Data entries:
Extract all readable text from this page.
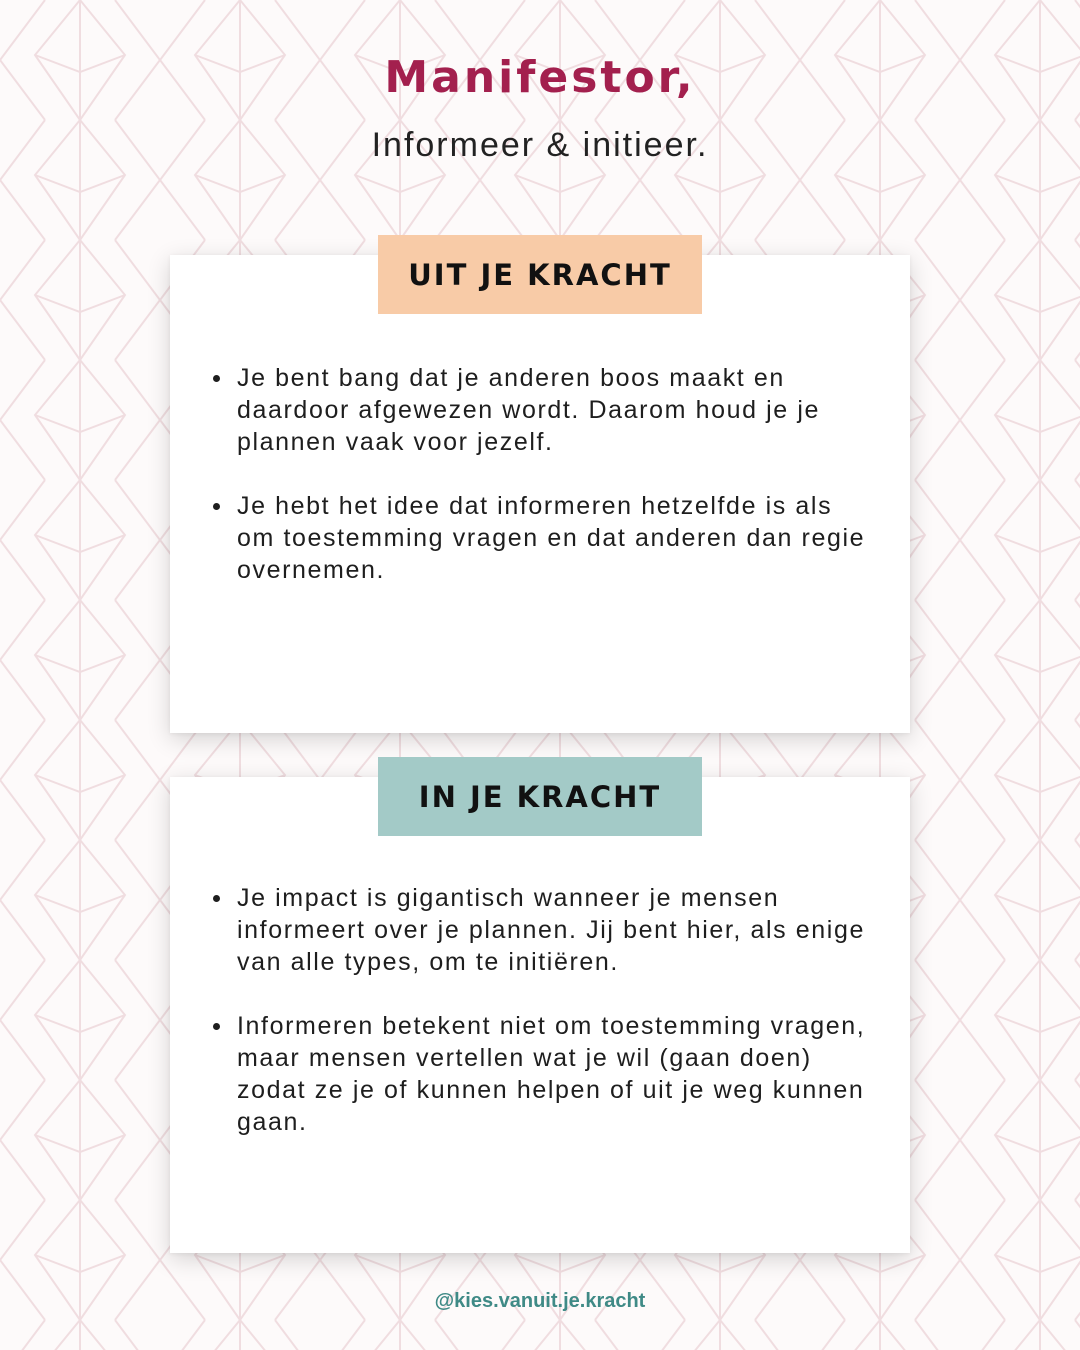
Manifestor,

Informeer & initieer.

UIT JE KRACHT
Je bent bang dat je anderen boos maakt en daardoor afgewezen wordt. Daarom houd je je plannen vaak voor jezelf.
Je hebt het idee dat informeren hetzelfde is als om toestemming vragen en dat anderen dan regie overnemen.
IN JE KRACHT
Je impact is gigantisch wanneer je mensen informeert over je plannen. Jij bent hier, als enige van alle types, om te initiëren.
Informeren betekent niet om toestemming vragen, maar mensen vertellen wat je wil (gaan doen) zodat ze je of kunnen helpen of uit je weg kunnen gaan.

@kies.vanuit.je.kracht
---
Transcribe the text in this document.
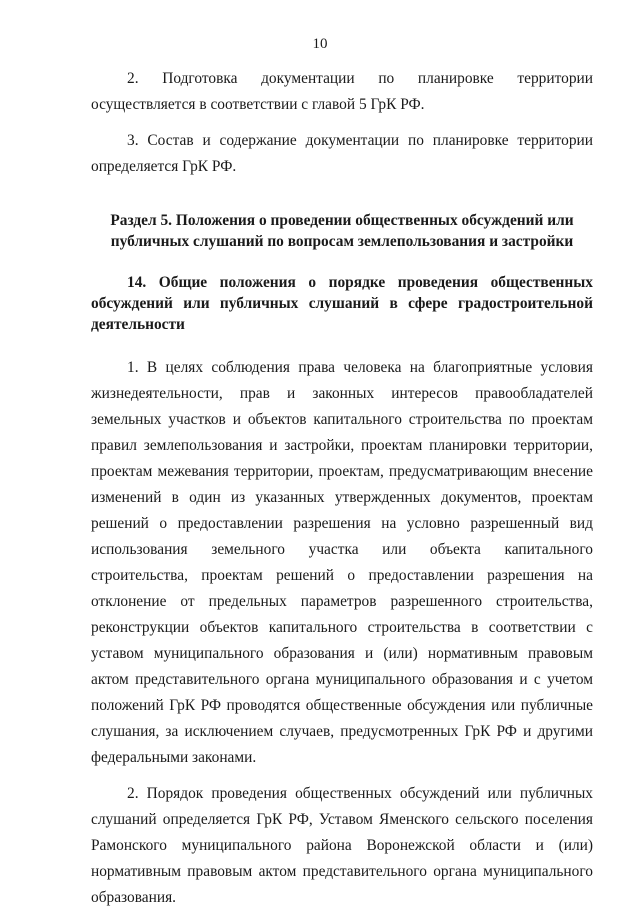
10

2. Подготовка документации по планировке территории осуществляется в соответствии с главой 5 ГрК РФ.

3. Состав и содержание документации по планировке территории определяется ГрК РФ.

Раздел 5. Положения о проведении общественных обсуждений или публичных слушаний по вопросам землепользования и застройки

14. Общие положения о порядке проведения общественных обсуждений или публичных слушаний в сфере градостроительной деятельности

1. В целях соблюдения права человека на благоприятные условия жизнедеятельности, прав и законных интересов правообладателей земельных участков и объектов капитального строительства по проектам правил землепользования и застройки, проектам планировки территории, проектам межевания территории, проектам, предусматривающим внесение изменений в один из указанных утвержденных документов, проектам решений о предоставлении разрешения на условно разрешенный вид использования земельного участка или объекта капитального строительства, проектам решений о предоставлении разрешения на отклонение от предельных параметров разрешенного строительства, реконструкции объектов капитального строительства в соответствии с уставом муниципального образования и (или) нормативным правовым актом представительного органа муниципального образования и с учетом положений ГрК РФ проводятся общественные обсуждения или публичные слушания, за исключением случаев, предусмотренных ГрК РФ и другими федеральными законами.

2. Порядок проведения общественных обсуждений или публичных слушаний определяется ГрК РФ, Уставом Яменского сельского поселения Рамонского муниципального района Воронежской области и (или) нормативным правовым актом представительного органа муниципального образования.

### STATED EXERCISE:
Show all lines in the entries above where the word "toestemming" appears.

### EXPECTED ANSWER:
Je hebt het idee dat informeren hetzelfde is als om toestemming vragen en dat anderen dan regie overnemen.
Informeren betekent niet om toestemming vragen, maar mensen vertellen wat je wil (gaan doen) zodat ze je of kunnen helpen of uit je weg kunnen gaan.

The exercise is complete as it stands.